▶ Provided information:
+===+

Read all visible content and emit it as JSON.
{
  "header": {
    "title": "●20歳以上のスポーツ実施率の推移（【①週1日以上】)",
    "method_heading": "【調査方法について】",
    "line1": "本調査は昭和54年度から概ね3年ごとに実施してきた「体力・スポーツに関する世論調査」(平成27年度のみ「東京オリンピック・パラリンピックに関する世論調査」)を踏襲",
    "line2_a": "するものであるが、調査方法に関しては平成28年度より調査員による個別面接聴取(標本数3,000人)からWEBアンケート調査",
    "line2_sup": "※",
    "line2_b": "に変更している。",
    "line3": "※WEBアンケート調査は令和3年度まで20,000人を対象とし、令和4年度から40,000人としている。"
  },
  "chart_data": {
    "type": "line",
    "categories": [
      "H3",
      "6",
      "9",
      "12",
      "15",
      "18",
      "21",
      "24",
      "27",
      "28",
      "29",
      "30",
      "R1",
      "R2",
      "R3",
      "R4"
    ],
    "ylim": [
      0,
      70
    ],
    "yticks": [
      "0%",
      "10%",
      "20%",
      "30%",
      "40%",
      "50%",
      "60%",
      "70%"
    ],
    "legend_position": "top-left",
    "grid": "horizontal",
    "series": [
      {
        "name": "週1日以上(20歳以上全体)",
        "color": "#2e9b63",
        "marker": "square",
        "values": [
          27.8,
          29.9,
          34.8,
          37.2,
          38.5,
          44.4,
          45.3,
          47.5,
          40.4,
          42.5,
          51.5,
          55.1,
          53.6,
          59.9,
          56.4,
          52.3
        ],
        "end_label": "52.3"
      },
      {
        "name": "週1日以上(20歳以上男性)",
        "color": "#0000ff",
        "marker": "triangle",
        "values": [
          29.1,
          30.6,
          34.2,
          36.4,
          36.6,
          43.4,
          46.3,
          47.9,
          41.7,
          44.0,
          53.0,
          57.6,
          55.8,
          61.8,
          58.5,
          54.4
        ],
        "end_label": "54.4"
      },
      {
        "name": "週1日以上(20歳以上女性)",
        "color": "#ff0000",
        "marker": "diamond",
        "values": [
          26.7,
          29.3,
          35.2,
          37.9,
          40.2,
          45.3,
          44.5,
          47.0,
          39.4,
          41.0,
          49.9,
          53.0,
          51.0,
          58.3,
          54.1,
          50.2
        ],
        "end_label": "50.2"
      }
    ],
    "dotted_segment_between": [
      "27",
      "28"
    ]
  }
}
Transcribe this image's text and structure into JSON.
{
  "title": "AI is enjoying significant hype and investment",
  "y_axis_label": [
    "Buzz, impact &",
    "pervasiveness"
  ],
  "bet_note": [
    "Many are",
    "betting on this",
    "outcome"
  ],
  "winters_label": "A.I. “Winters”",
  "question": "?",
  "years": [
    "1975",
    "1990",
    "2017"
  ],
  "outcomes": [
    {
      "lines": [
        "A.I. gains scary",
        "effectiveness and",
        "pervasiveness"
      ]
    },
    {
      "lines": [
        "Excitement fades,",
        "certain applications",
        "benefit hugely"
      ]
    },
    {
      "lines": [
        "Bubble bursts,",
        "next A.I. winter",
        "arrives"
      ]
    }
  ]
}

+===+

▶ What this task involves: All of the data must be returned exactly.

▶ Solution:
Read all visible content and emit it as JSON.
{
  "header": {
    "title": "●20歳以上のスポーツ実施率の推移（【①週1日以上】)",
    "method_heading": "【調査方法について】",
    "line1": "本調査は昭和54年度から概ね3年ごとに実施してきた「体力・スポーツに関する世論調査」(平成27年度のみ「東京オリンピック・パラリンピックに関する世論調査」)を踏襲",
    "line2_a": "するものであるが、調査方法に関しては平成28年度より調査員による個別面接聴取(標本数3,000人)からWEBアンケート調査",
    "line2_sup": "※",
    "line2_b": "に変更している。",
    "line3": "※WEBアンケート調査は令和3年度まで20,000人を対象とし、令和4年度から40,000人としている。"
  },
  "chart_data": {
    "type": "line",
    "categories": [
      "H3",
      "6",
      "9",
      "12",
      "15",
      "18",
      "21",
      "24",
      "27",
      "28",
      "29",
      "30",
      "R1",
      "R2",
      "R3",
      "R4"
    ],
    "ylim": [
      0,
      70
    ],
    "yticks": [
      "0%",
      "10%",
      "20%",
      "30%",
      "40%",
      "50%",
      "60%",
      "70%"
    ],
    "legend_position": "top-left",
    "grid": "horizontal",
    "series": [
      {
        "name": "週1日以上(20歳以上全体)",
        "color": "#2e9b63",
        "marker": "square",
        "values": [
          27.8,
          29.9,
          34.8,
          37.2,
          38.5,
          44.4,
          45.3,
          47.5,
          40.4,
          42.5,
          51.5,
          55.1,
          53.6,
          59.9,
          56.4,
          52.3
        ],
        "end_label": "52.3"
      },
      {
        "name": "週1日以上(20歳以上男性)",
        "color": "#0000ff",
        "marker": "triangle",
        "values": [
          29.1,
          30.6,
          34.2,
          36.4,
          36.6,
          43.4,
          46.3,
          47.9,
          41.7,
          44.0,
          53.0,
          57.6,
          55.8,
          61.8,
          58.5,
          54.4
        ],
        "end_label": "54.4"
      },
      {
        "name": "週1日以上(20歳以上女性)",
        "color": "#ff0000",
        "marker": "diamond",
        "values": [
          26.7,
          29.3,
          35.2,
          37.9,
          40.2,
          45.3,
          44.5,
          47.0,
          39.4,
          41.0,
          49.9,
          53.0,
          51.0,
          58.3,
          54.1,
          50.2
        ],
        "end_label": "50.2"
      }
    ],
    "dotted_segment_between": [
      "27",
      "28"
    ]
  }
}
Transcribe this image's text and structure into JSON.
{
  "title": "AI is enjoying significant hype and investment",
  "y_axis_label": [
    "Buzz, impact &",
    "pervasiveness"
  ],
  "bet_note": [
    "Many are",
    "betting on this",
    "outcome"
  ],
  "winters_label": "A.I. “Winters”",
  "question": "?",
  "years": [
    "1975",
    "1990",
    "2017"
  ],
  "outcomes": [
    {
      "lines": [
        "A.I. gains scary",
        "effectiveness and",
        "pervasiveness"
      ]
    },
    {
      "lines": [
        "Excitement fades,",
        "certain applications",
        "benefit hugely"
      ]
    },
    {
      "lines": [
        "Bubble bursts,",
        "next A.I. winter",
        "arrives"
      ]
    }
  ]
}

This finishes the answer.